Stored entries:
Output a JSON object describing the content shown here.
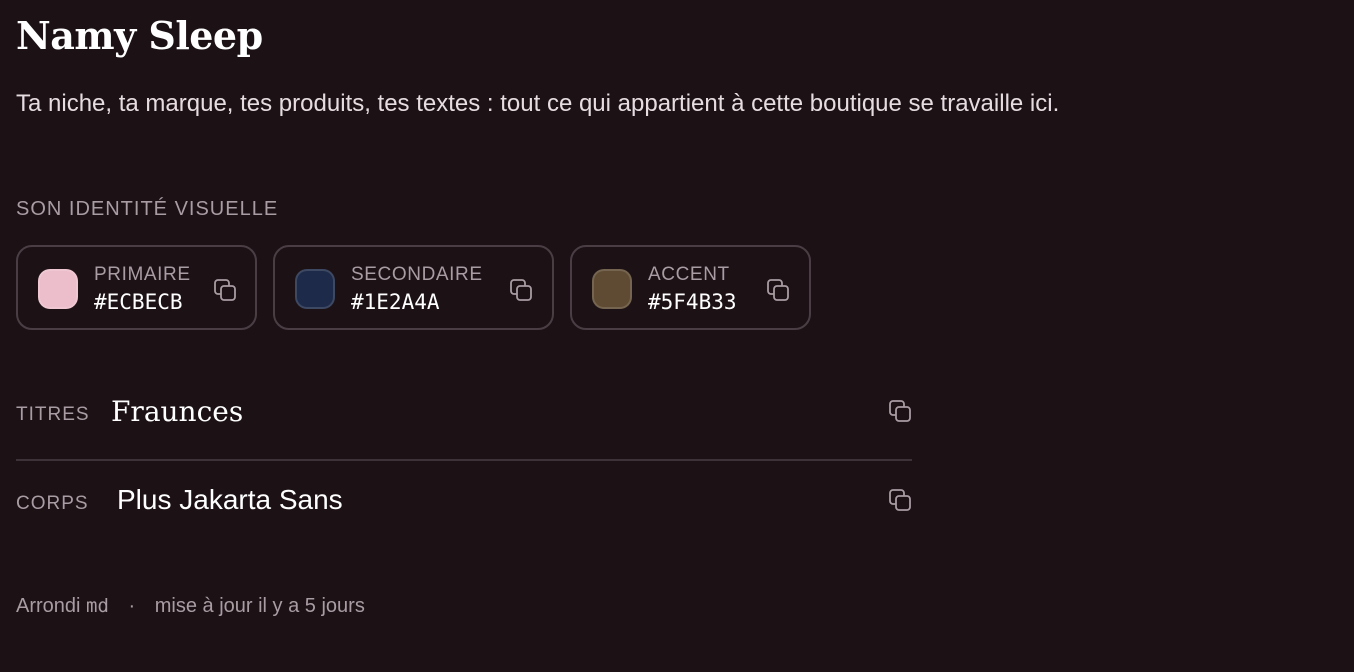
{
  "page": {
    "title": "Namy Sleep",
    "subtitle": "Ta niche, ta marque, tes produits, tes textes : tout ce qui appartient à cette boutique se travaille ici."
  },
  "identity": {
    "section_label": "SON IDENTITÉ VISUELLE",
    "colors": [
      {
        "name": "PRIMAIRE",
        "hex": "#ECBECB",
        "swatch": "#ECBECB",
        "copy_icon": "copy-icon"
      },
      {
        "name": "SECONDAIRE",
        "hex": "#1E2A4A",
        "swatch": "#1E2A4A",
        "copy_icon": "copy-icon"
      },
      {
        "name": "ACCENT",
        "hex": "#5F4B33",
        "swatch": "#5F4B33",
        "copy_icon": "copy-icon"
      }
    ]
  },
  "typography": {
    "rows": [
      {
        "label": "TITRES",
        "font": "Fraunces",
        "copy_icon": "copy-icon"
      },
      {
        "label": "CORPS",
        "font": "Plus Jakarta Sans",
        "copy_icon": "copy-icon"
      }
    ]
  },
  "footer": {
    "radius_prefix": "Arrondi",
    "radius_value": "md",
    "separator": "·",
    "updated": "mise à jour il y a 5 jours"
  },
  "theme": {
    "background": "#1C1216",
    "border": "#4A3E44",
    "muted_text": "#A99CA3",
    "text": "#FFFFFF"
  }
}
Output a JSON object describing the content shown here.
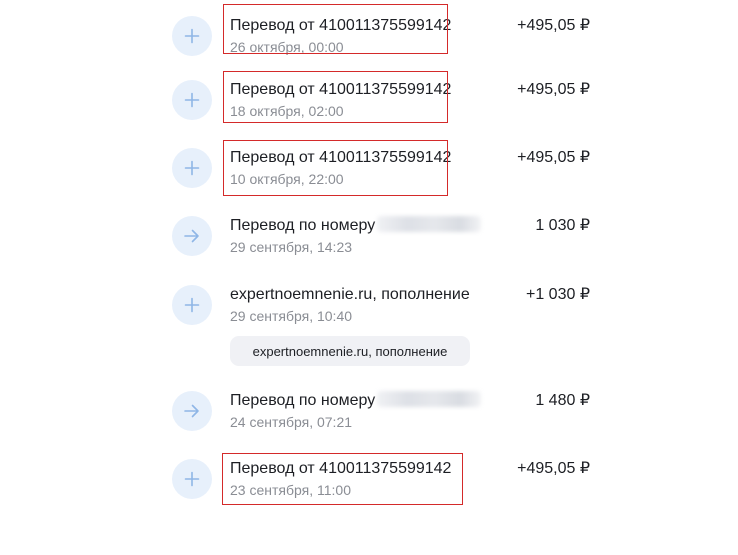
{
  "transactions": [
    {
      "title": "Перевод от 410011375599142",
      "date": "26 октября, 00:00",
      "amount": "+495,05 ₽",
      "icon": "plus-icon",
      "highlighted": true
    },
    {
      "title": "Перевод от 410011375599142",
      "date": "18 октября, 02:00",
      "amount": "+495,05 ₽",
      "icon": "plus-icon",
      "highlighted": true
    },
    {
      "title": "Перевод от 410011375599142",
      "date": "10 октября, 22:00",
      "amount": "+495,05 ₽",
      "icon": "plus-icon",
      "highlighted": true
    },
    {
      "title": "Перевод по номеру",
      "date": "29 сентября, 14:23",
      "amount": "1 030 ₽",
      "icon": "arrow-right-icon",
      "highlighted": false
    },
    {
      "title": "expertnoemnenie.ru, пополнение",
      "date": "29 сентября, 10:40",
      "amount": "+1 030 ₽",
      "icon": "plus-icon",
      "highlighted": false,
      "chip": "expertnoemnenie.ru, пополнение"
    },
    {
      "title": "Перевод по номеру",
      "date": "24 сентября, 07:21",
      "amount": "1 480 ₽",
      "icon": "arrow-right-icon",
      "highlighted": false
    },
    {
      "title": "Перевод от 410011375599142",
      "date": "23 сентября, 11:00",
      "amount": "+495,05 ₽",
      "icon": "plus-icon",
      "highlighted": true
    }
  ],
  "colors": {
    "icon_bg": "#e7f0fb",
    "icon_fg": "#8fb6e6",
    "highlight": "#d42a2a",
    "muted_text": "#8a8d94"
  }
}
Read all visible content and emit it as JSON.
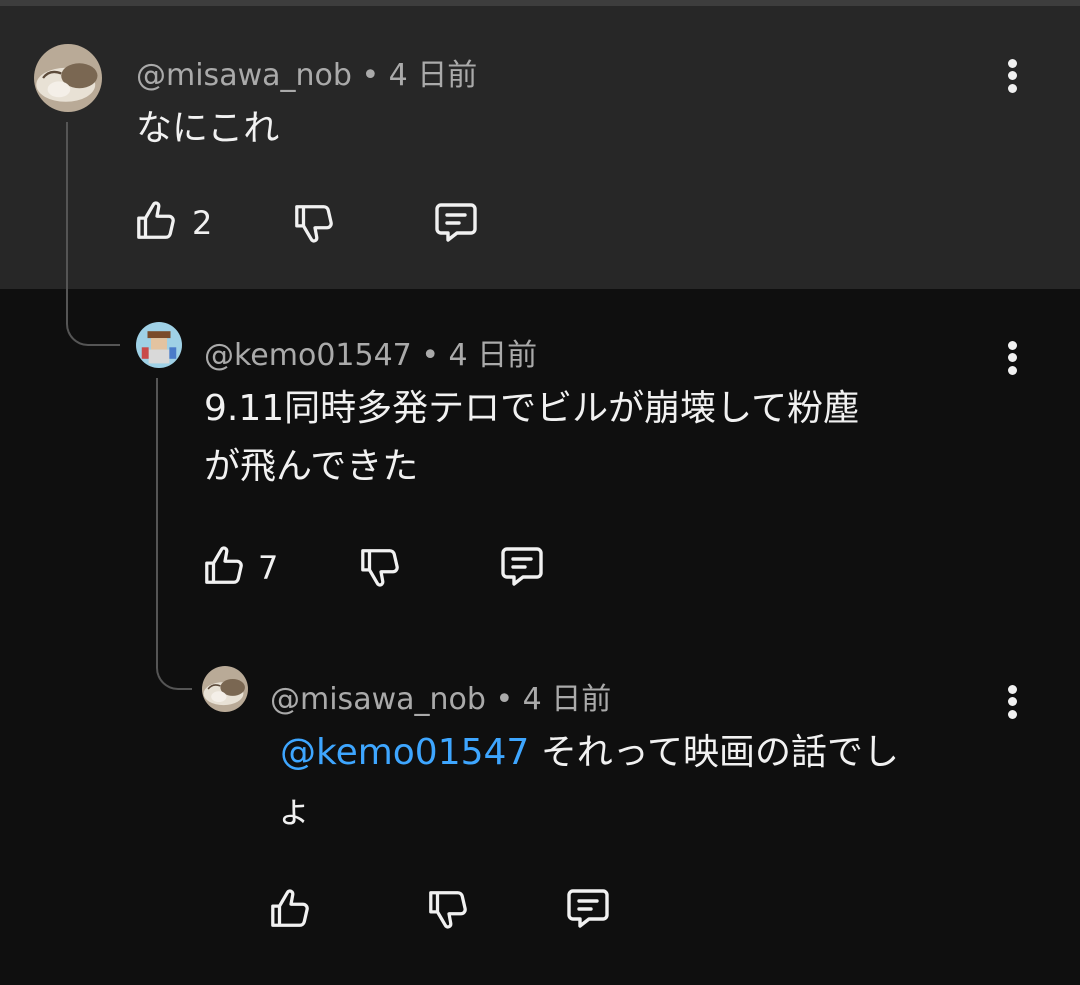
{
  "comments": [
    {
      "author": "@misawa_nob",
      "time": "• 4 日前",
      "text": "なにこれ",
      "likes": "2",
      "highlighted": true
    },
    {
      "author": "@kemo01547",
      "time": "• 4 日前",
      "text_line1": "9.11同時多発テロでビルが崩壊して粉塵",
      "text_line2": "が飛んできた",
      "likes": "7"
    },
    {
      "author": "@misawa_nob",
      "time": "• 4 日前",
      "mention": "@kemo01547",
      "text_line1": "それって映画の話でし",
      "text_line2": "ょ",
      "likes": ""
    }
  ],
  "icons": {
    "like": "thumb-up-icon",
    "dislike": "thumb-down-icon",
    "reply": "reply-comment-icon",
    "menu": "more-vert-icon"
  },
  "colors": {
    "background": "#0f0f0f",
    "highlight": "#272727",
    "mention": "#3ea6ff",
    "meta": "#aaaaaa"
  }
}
...
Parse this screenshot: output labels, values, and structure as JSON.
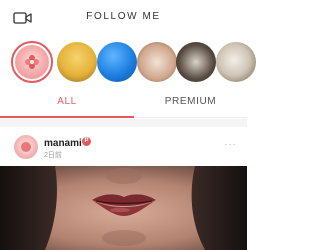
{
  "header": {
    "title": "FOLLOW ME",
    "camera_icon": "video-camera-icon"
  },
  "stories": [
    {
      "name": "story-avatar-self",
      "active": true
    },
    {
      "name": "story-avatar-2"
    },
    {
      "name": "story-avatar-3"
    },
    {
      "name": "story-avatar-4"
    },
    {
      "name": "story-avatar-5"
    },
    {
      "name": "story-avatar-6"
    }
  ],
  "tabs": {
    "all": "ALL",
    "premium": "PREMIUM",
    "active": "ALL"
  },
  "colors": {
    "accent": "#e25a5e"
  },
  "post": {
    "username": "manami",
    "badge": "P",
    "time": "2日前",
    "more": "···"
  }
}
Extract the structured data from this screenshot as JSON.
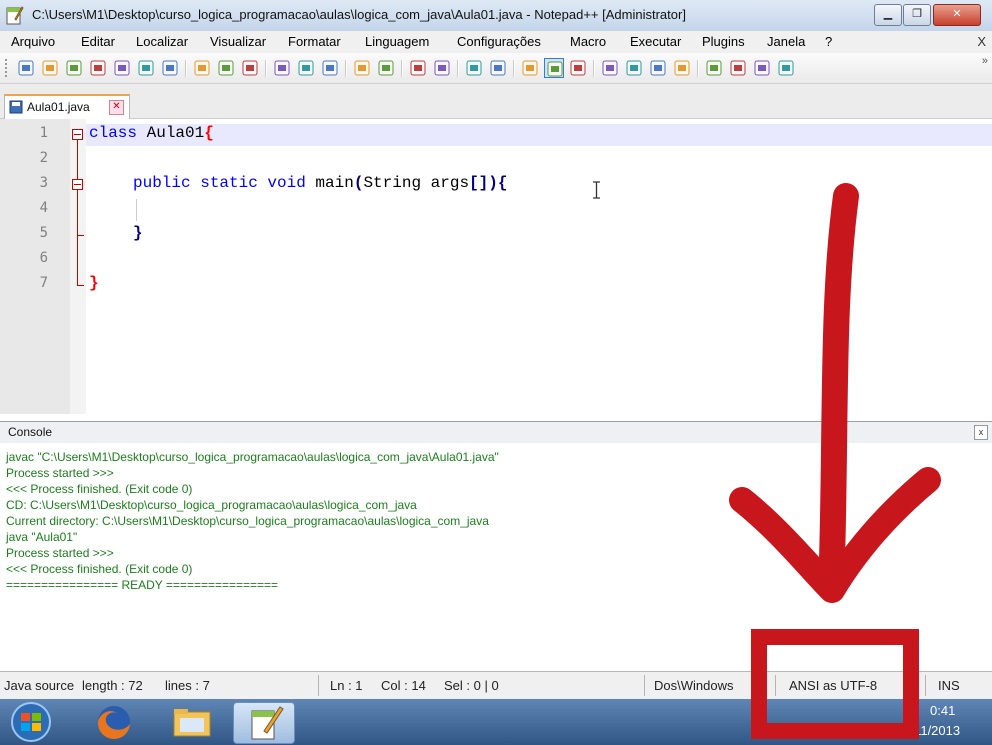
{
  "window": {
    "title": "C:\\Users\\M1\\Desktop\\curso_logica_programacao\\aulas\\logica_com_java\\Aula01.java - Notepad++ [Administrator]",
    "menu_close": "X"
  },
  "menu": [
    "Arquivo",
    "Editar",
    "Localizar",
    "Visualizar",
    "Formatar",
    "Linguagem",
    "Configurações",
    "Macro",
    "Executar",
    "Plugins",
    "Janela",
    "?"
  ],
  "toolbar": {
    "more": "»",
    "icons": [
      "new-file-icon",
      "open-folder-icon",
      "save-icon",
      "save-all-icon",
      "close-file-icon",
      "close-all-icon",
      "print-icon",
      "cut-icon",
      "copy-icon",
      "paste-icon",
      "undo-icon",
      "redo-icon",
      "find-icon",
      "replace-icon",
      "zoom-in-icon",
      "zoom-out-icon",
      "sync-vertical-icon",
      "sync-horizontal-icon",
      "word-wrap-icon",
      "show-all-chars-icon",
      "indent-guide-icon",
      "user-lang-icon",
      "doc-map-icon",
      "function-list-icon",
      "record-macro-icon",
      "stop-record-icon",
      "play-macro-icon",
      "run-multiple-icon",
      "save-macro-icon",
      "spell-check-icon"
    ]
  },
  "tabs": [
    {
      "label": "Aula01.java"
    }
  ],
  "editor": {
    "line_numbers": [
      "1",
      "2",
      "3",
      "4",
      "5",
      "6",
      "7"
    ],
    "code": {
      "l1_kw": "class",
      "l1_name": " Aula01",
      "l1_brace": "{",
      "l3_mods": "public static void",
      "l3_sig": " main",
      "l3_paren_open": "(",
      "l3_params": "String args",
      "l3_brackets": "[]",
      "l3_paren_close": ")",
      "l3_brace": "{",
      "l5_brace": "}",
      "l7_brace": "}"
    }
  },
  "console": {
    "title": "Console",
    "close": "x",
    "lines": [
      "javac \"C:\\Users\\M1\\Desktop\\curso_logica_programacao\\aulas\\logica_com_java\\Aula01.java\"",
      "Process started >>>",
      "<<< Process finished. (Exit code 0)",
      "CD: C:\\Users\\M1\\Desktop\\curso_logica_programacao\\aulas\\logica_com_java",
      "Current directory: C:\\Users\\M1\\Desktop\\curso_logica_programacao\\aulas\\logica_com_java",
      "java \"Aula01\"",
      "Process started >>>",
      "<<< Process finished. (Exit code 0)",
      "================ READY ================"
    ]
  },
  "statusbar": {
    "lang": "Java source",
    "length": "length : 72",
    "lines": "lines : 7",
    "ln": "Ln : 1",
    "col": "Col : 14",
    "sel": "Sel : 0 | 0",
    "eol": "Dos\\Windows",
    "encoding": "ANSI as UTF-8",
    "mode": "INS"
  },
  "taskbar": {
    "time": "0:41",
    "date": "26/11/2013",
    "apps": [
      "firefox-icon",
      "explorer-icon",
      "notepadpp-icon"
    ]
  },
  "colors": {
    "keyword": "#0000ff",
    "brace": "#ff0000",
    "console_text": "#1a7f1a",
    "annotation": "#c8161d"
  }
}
==
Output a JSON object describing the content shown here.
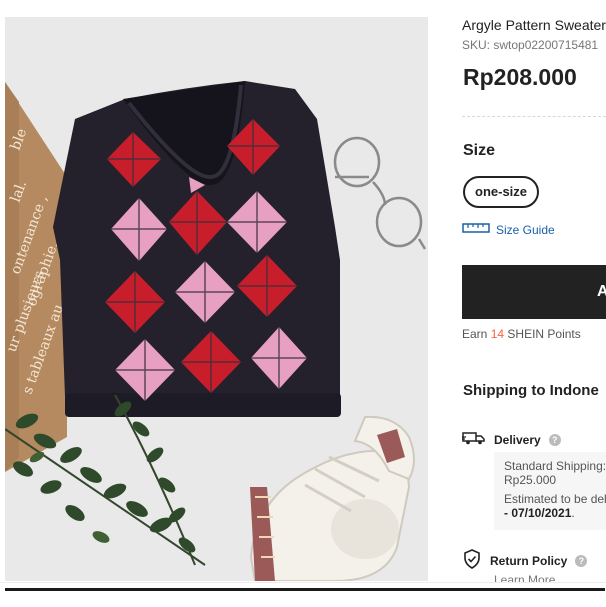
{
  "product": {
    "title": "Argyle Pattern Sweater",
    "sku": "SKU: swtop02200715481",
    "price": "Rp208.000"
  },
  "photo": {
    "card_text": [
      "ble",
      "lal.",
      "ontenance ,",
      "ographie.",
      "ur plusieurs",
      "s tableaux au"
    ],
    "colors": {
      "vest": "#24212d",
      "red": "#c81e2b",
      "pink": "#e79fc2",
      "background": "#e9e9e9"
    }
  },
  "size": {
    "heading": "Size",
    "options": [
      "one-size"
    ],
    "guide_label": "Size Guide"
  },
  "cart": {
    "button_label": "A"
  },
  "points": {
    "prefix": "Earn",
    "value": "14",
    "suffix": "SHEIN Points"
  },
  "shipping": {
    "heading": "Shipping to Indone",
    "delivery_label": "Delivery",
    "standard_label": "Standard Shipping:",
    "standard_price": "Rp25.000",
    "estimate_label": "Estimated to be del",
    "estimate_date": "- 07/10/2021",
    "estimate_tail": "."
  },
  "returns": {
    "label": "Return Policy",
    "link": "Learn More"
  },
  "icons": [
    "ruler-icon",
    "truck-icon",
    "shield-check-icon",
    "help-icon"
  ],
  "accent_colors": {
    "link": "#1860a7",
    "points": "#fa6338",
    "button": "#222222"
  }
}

[GIVEN REQUEST]:
Sift the material for lines with the string "aulas". Copy each one found.

[ANSWER]:
    "title": "C:\\Users\\M1\\Desktop\\curso_logica_programacao\\aulas\\logica_com_java\\Aula01.java - Notepad++ [Administrator]",
      "javac \"C:\\Users\\M1\\Desktop\\curso_logica_programacao\\aulas\\logica_com_java\\Aula01.java\"",
      "CD: C:\\Users\\M1\\Desktop\\curso_logica_programacao\\aulas\\logica_com_java",
      "Current directory: C:\\Users\\M1\\Desktop\\curso_logica_programacao\\aulas\\logica_com_java",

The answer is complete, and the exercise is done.